→ TASK TO CARRY OUT
Pick out each line in these entries that contains the string "title".
++++
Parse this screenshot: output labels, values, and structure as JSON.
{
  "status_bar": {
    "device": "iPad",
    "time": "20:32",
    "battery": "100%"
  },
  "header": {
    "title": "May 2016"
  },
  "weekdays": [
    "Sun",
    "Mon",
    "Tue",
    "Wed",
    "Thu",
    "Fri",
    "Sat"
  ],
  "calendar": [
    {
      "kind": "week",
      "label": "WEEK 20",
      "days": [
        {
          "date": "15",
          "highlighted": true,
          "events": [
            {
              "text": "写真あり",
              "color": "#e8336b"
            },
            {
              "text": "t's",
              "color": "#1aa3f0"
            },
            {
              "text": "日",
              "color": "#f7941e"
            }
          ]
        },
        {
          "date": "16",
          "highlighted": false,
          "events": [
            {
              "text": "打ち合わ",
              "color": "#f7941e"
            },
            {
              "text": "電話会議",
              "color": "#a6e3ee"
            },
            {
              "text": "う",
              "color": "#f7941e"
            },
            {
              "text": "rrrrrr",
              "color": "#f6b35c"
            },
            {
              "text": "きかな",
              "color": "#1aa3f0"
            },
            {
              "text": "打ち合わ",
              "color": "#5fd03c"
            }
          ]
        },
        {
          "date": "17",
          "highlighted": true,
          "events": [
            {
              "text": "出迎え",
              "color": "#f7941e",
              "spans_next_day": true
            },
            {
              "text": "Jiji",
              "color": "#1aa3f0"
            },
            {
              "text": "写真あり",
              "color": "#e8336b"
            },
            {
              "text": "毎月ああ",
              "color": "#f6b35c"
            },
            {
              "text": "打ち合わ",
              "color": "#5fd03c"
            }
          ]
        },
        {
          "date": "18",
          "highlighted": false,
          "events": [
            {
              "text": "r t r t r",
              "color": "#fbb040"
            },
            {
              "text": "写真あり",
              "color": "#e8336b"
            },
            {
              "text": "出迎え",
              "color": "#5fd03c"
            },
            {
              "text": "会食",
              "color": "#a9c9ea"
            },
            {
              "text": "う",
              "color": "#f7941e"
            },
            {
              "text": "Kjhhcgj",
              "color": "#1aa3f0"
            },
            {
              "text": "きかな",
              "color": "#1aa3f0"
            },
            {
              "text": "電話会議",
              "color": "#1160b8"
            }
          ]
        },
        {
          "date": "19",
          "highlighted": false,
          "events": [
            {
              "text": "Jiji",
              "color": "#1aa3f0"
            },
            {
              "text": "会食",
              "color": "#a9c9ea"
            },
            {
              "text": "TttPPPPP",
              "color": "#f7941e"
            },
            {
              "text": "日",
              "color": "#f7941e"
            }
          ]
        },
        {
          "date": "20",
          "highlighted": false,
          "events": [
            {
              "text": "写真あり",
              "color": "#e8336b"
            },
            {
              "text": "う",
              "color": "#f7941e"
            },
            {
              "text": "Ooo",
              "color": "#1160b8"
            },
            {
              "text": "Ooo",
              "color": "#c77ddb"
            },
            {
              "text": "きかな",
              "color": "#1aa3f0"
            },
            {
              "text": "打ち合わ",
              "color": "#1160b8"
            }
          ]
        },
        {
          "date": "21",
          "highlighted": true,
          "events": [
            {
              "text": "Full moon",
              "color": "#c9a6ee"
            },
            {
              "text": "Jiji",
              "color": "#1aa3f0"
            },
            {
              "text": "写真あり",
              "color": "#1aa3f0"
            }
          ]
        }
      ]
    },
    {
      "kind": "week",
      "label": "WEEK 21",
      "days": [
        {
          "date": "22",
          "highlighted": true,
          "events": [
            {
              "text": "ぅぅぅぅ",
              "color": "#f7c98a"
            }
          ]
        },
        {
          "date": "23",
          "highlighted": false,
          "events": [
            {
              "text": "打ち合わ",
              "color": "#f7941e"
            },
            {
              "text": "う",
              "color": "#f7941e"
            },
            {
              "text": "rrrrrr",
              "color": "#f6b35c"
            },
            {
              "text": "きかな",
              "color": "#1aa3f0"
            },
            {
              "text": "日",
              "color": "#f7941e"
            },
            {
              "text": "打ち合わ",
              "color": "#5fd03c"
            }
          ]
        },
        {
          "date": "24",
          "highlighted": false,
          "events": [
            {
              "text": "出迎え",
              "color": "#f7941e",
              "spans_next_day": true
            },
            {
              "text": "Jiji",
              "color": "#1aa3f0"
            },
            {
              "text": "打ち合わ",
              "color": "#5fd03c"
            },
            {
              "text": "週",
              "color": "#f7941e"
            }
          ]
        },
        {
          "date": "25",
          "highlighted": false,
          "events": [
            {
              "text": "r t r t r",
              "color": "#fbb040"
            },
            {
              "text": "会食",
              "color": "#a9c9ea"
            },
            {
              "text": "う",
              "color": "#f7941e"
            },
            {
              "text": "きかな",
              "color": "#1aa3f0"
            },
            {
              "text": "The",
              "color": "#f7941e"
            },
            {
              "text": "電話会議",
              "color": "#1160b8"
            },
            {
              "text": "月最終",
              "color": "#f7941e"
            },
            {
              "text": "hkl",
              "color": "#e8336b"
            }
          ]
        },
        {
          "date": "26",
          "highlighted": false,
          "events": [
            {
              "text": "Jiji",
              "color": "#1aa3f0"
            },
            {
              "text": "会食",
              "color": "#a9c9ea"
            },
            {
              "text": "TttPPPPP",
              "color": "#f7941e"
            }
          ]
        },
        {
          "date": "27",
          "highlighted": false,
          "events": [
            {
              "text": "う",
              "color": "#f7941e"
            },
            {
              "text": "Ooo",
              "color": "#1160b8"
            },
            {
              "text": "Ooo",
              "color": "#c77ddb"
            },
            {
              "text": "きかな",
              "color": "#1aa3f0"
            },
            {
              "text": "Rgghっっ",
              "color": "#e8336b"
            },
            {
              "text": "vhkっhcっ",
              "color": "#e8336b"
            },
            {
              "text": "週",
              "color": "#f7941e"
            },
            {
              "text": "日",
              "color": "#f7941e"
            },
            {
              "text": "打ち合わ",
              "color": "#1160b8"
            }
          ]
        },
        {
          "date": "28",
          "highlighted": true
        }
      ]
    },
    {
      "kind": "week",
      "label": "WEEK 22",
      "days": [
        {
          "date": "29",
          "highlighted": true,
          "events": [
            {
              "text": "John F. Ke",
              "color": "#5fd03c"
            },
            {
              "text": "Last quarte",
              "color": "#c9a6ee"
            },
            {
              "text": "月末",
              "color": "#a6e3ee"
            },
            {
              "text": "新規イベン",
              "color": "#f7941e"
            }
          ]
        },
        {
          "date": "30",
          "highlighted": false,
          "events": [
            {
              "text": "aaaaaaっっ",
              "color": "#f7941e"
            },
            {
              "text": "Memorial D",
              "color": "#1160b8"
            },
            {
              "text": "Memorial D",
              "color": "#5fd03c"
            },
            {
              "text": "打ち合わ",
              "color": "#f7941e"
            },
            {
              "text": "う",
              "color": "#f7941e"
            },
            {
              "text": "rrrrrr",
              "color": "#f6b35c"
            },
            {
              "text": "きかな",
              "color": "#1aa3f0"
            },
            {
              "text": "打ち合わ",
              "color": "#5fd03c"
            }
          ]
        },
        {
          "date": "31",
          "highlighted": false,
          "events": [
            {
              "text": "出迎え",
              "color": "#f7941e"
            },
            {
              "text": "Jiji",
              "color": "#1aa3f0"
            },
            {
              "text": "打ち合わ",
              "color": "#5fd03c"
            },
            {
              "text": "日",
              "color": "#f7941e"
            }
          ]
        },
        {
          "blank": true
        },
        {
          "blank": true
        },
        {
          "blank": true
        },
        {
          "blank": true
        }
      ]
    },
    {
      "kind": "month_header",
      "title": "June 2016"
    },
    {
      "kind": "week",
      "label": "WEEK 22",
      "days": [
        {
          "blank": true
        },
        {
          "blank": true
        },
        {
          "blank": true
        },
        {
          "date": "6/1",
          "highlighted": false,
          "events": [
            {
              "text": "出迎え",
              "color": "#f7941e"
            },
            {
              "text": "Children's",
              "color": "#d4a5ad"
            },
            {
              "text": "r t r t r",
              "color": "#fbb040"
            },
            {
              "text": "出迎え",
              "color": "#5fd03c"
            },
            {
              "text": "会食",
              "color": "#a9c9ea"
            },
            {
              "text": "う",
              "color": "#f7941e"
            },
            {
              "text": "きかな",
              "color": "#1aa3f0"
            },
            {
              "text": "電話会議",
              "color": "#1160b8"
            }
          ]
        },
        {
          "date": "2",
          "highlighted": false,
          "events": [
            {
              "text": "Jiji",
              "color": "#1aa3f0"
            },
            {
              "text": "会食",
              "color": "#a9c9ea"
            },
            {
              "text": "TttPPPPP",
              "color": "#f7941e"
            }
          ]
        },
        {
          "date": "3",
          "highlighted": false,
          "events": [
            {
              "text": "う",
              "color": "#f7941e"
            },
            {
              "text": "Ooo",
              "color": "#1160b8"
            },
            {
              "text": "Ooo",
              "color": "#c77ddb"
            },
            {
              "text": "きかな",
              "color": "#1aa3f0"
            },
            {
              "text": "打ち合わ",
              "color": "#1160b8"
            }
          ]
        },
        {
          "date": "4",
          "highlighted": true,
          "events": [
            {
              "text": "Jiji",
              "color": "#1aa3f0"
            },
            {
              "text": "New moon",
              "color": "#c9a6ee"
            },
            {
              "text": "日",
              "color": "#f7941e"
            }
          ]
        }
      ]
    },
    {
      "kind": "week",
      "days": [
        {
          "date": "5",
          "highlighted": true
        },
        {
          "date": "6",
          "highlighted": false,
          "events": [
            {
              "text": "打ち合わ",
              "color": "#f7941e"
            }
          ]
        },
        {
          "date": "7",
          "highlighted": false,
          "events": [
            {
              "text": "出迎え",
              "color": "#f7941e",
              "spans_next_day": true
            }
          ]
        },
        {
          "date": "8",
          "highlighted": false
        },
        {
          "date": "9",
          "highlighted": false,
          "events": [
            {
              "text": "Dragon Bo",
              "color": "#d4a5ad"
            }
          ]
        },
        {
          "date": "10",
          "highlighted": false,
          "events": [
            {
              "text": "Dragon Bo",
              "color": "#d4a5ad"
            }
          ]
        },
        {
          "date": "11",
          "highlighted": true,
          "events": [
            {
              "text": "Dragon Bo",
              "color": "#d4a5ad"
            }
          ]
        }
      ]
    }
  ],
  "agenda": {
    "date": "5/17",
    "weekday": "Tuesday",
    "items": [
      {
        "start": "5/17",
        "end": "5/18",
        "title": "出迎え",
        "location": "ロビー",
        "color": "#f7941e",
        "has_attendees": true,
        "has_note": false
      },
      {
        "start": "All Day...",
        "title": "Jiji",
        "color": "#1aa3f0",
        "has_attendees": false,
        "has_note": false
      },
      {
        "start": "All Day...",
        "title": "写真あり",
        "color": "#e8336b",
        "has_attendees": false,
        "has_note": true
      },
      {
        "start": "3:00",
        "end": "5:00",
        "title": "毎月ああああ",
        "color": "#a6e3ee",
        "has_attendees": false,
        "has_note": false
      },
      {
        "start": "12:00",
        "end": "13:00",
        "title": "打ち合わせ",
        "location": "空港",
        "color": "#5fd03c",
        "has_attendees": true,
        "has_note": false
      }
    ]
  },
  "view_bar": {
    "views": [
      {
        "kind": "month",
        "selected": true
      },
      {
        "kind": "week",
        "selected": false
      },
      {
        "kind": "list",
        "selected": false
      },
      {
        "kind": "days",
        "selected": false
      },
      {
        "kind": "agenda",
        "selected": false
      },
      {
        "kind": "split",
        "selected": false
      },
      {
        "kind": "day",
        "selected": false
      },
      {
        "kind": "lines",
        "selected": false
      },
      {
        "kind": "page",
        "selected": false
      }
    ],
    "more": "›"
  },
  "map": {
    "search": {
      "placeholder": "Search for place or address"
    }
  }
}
++++
→ FULL SOLUTION
    "title": "May 2016"
      "title": "June 2016"
        "title": "出迎え",
        "title": "Jiji",
        "title": "写真あり",
        "title": "毎月ああああ",
        "title": "打ち合わせ",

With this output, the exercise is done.